(Extracted records)
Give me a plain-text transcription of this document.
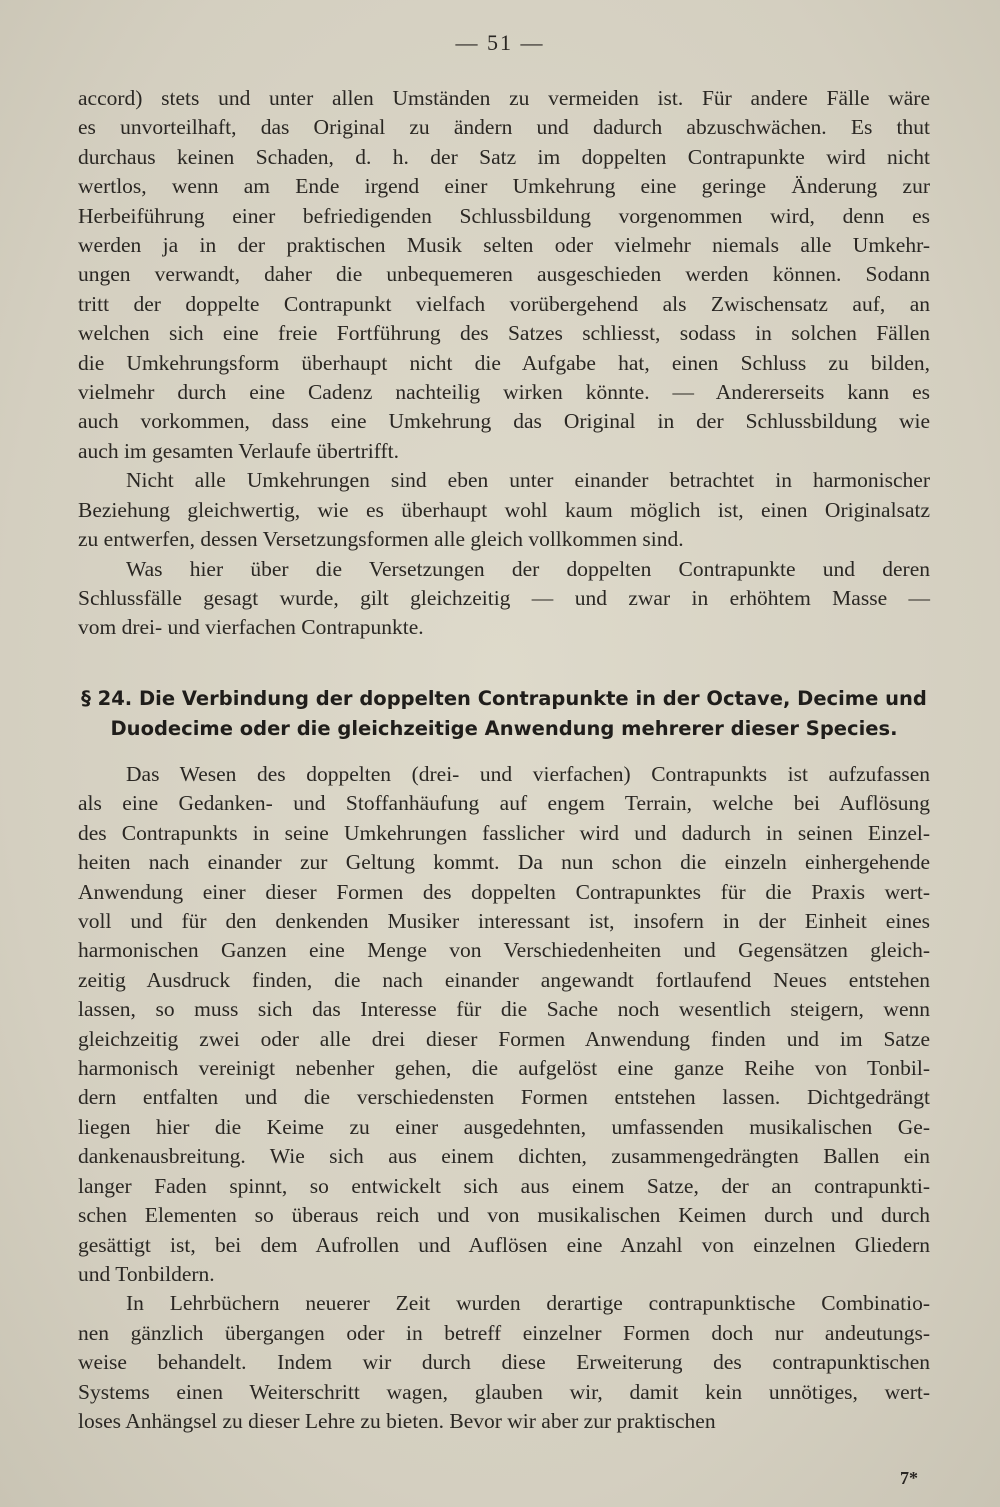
— 51 —

accord) stets und unter allen Umständen zu vermeiden ist. Für andere Fälle wäre
es unvorteilhaft, das Original zu ändern und dadurch abzuschwächen. Es thut
durchaus keinen Schaden, d. h. der Satz im doppelten Contrapunkte wird nicht
wertlos, wenn am Ende irgend einer Umkehrung eine geringe Änderung zur
Herbeiführung einer befriedigenden Schlussbildung vorgenommen wird, denn es
werden ja in der praktischen Musik selten oder vielmehr niemals alle Umkehr-
ungen verwandt, daher die unbequemeren ausgeschieden werden können. Sodann
tritt der doppelte Contrapunkt vielfach vorübergehend als Zwischensatz auf, an
welchen sich eine freie Fortführung des Satzes schliesst, sodass in solchen Fällen
die Umkehrungsform überhaupt nicht die Aufgabe hat, einen Schluss zu bilden,
vielmehr durch eine Cadenz nachteilig wirken könnte. — Andererseits kann es
auch vorkommen, dass eine Umkehrung das Original in der Schlussbildung wie
auch im gesamten Verlaufe übertrifft.

Nicht alle Umkehrungen sind eben unter einander betrachtet in harmonischer
Beziehung gleichwertig, wie es überhaupt wohl kaum möglich ist, einen Originalsatz
zu entwerfen, dessen Versetzungsformen alle gleich vollkommen sind.

Was hier über die Versetzungen der doppelten Contrapunkte und deren
Schlussfälle gesagt wurde, gilt gleichzeitig — und zwar in erhöhtem Masse —
vom drei- und vierfachen Contrapunkte.

§ 24. Die Verbindung der doppelten Contrapunkte in der Octave, Decime und
Duodecime oder die gleichzeitige Anwendung mehrerer dieser Species.

Das Wesen des doppelten (drei- und vierfachen) Contrapunkts ist aufzufassen
als eine Gedanken- und Stoffanhäufung auf engem Terrain, welche bei Auflösung
des Contrapunkts in seine Umkehrungen fasslicher wird und dadurch in seinen Einzel-
heiten nach einander zur Geltung kommt. Da nun schon die einzeln einhergehende
Anwendung einer dieser Formen des doppelten Contrapunktes für die Praxis wert-
voll und für den denkenden Musiker interessant ist, insofern in der Einheit eines
harmonischen Ganzen eine Menge von Verschiedenheiten und Gegensätzen gleich-
zeitig Ausdruck finden, die nach einander angewandt fortlaufend Neues entstehen
lassen, so muss sich das Interesse für die Sache noch wesentlich steigern, wenn
gleichzeitig zwei oder alle drei dieser Formen Anwendung finden und im Satze
harmonisch vereinigt nebenher gehen, die aufgelöst eine ganze Reihe von Tonbil-
dern entfalten und die verschiedensten Formen entstehen lassen. Dichtgedrängt
liegen hier die Keime zu einer ausgedehnten, umfassenden musikalischen Ge-
dankenausbreitung. Wie sich aus einem dichten, zusammengedrängten Ballen ein
langer Faden spinnt, so entwickelt sich aus einem Satze, der an contrapunkti-
schen Elementen so überaus reich und von musikalischen Keimen durch und durch
gesättigt ist, bei dem Aufrollen und Auflösen eine Anzahl von einzelnen Gliedern
und Tonbildern.

In Lehrbüchern neuerer Zeit wurden derartige contrapunktische Combinatio-
nen gänzlich übergangen oder in betreff einzelner Formen doch nur andeutungs-
weise behandelt. Indem wir durch diese Erweiterung des contrapunktischen
Systems einen Weiterschritt wagen, glauben wir, damit kein unnötiges, wert-
loses Anhängsel zu dieser Lehre zu bieten. Bevor wir aber zur praktischen

7*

What the task requires: Each line of the entries holding the string "praktischen" should be found and copied.

Result:
werden ja in der praktischen Musik selten oder vielmehr niemals alle Umkehr-
loses Anhängsel zu dieser Lehre zu bieten. Bevor wir aber zur praktischen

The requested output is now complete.